Du grenier au roman Andrea di Robilant(1957-
Petit-fils de la marquise Olga de Cadaval di Robilant, dernière descendante des familles Mocenigo, Andrea di Robilant doit à son père, Alvise di Robilant, assassiné à Florence en 1997, l’idée du récit romancé des amours d’Andrea Memmo et de Giustiniana Wynne. Alvise di Robilant avait assisté avec émotion au démantèlement progressif de la belle demeure vénitienne de ses parents. Les contingences matérielles d’une vie extravagante les obligèrent de se séparer petit à petit d’une partie des meubles, des objets, des tableaux qui ornaient la belle maison. Retrouvé dans un grenier ayant échappé à l’avidité desamateurs d’art, un carton plein de vieilles lettres allait donner vie à un formidable roman.Ce récit, patiemment reconstitué à force de voyages, d’enquêtes, de recoupements, raconte un amour impossible entre un jeune noble vénitien de vingt-quatre ans et une belle jeune fille anglo-vénitienne de dix-sept ans. Entre cet ami de Casanova et la jeune femme, on assiste certes au dédale d’une passion dans la Venise du XVIIIème siècle, mais plus encore à l’admiration de l’auteur pour son père, défricheur passionné et nostalgique des ultimes soubresauts de la République de Venise.
────────────────────────────────────────
Consigne » Résumez en deux phrases le texte source consacré à Andrea di Robilant et à l'origine de son roman.
────────────────────────────────────────
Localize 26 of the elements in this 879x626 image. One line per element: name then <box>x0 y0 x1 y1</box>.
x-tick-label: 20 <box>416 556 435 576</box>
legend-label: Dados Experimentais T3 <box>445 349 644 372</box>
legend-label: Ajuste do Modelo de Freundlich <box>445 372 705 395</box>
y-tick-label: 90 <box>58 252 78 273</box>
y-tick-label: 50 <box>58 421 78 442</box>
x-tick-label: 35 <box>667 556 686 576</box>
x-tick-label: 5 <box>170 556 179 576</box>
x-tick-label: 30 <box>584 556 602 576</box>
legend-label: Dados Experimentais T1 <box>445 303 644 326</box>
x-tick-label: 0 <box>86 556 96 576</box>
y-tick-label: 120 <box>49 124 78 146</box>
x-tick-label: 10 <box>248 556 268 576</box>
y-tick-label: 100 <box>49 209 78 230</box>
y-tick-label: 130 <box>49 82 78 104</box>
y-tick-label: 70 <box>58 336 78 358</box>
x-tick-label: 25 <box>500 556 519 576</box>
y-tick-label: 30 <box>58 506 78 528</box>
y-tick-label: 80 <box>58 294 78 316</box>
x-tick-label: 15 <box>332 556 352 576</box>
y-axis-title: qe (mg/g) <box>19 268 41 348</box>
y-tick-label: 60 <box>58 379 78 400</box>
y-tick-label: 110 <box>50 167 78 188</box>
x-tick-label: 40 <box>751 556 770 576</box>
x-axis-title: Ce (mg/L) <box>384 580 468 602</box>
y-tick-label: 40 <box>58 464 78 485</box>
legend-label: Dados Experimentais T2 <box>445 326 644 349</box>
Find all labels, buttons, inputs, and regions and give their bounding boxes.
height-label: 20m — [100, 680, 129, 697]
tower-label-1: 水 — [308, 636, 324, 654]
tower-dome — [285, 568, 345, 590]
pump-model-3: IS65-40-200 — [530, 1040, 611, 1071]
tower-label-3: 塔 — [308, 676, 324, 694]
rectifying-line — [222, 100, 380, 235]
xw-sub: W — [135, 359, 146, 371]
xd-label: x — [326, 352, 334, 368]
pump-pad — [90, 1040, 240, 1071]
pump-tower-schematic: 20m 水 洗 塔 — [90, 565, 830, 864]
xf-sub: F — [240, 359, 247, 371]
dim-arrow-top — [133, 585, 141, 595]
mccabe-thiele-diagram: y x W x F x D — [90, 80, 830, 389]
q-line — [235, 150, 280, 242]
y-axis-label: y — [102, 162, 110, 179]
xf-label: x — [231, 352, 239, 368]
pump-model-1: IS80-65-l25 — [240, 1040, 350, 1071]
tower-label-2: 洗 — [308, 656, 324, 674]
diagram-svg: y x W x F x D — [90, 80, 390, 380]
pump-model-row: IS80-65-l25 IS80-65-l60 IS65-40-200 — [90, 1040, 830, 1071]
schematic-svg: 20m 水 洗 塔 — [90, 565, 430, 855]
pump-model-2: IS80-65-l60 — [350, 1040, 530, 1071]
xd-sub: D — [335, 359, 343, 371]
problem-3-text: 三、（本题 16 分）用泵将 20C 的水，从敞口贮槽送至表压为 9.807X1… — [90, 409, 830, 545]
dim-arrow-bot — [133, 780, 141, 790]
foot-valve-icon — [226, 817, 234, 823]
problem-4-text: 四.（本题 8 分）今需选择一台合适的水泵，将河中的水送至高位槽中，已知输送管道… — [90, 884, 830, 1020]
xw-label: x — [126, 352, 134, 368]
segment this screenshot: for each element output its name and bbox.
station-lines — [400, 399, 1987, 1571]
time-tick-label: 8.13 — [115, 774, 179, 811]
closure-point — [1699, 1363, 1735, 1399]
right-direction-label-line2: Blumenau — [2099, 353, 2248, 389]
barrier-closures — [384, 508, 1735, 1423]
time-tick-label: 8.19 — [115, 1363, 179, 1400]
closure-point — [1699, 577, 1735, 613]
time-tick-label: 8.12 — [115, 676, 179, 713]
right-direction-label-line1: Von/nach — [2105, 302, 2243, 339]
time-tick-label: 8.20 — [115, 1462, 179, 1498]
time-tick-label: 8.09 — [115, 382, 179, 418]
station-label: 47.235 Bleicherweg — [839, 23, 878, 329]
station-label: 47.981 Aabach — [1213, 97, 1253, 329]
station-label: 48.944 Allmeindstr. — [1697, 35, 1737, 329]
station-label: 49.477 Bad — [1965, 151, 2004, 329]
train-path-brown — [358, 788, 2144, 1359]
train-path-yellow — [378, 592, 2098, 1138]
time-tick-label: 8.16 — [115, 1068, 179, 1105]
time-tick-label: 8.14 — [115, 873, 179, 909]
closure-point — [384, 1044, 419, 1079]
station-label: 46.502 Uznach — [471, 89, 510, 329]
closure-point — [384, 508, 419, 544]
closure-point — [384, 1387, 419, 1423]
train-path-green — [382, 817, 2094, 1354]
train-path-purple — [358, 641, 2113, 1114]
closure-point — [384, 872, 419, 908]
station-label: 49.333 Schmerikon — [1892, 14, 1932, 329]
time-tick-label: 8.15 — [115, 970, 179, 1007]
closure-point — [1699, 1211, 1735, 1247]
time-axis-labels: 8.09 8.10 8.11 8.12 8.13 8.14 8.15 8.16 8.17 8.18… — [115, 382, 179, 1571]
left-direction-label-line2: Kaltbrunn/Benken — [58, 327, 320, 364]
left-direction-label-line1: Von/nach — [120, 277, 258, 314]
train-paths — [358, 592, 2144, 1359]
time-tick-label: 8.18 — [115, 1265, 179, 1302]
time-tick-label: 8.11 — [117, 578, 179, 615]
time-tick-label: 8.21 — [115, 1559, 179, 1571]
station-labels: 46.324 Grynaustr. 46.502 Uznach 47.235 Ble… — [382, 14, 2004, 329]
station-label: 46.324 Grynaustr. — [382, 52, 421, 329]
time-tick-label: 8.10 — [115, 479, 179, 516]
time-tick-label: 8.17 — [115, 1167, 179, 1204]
────────────────────────────────────────
Réponse rédigée » Andrea di Robilant doit à son père Alvise, assassiné à Florence en 1997, l'idée d'un récit romancé des amours d'Andrea Memmo et de Giustiniana Wynne, né d'un carton de vieilles lettres retrouvé dans un grenier alors que la demeure vénitienne familiale se vidait peu à peu de ses meubles, objets et tableaux. Reconstitué patiemment au fil de voyages, d'enquêtes et de recoupements, ce récit raconte un amour impossible entre un jeune noble vénitien, ami de Casanova, et une jeune Anglo-Vénitienne dans la Venise du XVIIIe siècle, tout en exprimant l'admiration de l'auteur pour son père.